▸ **Written instruction**:
Extract every line from the records below that contains the word "this".

▸ **Information shown**:
────────────────
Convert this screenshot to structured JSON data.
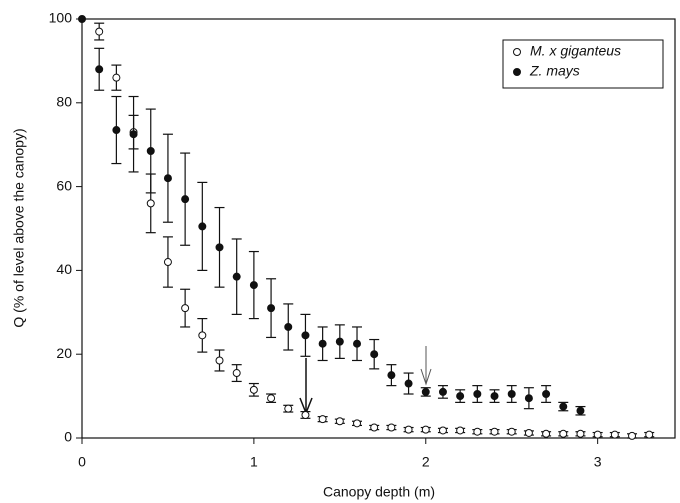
{
  "chart_data": {
    "type": "scatter",
    "xlabel": "Canopy depth (m)",
    "ylabel": "Q (% of level above the canopy)",
    "x": [
      0,
      0.1,
      0.2,
      0.3,
      0.4,
      0.5,
      0.6,
      0.7,
      0.8,
      0.9,
      1.0,
      1.1,
      1.2,
      1.3,
      1.4,
      1.5,
      1.6,
      1.7,
      1.8,
      1.9,
      2.0,
      2.1,
      2.2,
      2.3,
      2.4,
      2.5,
      2.6,
      2.7,
      2.8,
      2.9,
      3.0,
      3.1,
      3.2,
      3.3
    ],
    "series": [
      {
        "name": "M. x giganteus",
        "color": "#ffffff",
        "values": [
          null,
          97,
          86,
          73,
          56,
          42,
          31,
          24.5,
          18.5,
          15.5,
          11.5,
          9.5,
          7,
          5.5,
          4.5,
          4,
          3.5,
          2.5,
          2.5,
          2,
          2,
          1.8,
          1.8,
          1.5,
          1.5,
          1.5,
          1.2,
          1,
          1,
          1,
          0.8,
          0.8,
          0.5,
          0.8
        ],
        "errors": [
          null,
          2,
          3,
          4,
          7,
          6,
          4.5,
          4,
          2.5,
          2,
          1.5,
          1,
          0.8,
          0.8,
          0.6,
          0.5,
          0.5,
          0.5,
          0.5,
          0.5,
          0.5,
          0.5,
          0.5,
          0.5,
          0.5,
          0.5,
          0.5,
          0.5,
          0.5,
          0.5,
          0.5,
          0.5,
          0.5,
          0.5
        ]
      },
      {
        "name": "Z. mays",
        "color": "#111111",
        "values": [
          100,
          88,
          73.5,
          72.5,
          68.5,
          62,
          57,
          50.5,
          45.5,
          38.5,
          36.5,
          31,
          26.5,
          24.5,
          22.5,
          23,
          22.5,
          20,
          15,
          13,
          11,
          11,
          10,
          10.5,
          10,
          10.5,
          9.5,
          10.5,
          7.5,
          6.5,
          null,
          null,
          null,
          null
        ],
        "errors": [
          null,
          5,
          8,
          9,
          10,
          10.5,
          11,
          10.5,
          9.5,
          9,
          8,
          7,
          5.5,
          5,
          4,
          4,
          4,
          3.5,
          2.5,
          2.5,
          1,
          1.5,
          1.5,
          2,
          1.5,
          2,
          2.5,
          2,
          1,
          1,
          null,
          null,
          null,
          null
        ]
      }
    ],
    "xlim": [
      0,
      3.45
    ],
    "ylim": [
      0,
      100
    ],
    "xticks": [
      0,
      1,
      2,
      3
    ],
    "yticks": [
      0,
      20,
      40,
      60,
      80,
      100
    ],
    "legend": "upper right"
  }
}
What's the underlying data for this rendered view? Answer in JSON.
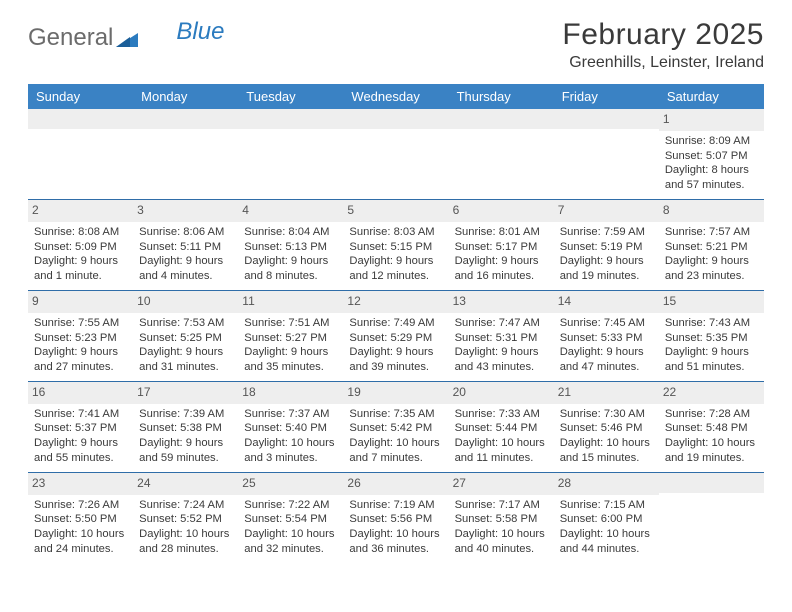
────────────────
▸ **Correct output**:
Convert this screenshot to structured JSON data.
What's the underlying data for this rendered view? Answer in JSON.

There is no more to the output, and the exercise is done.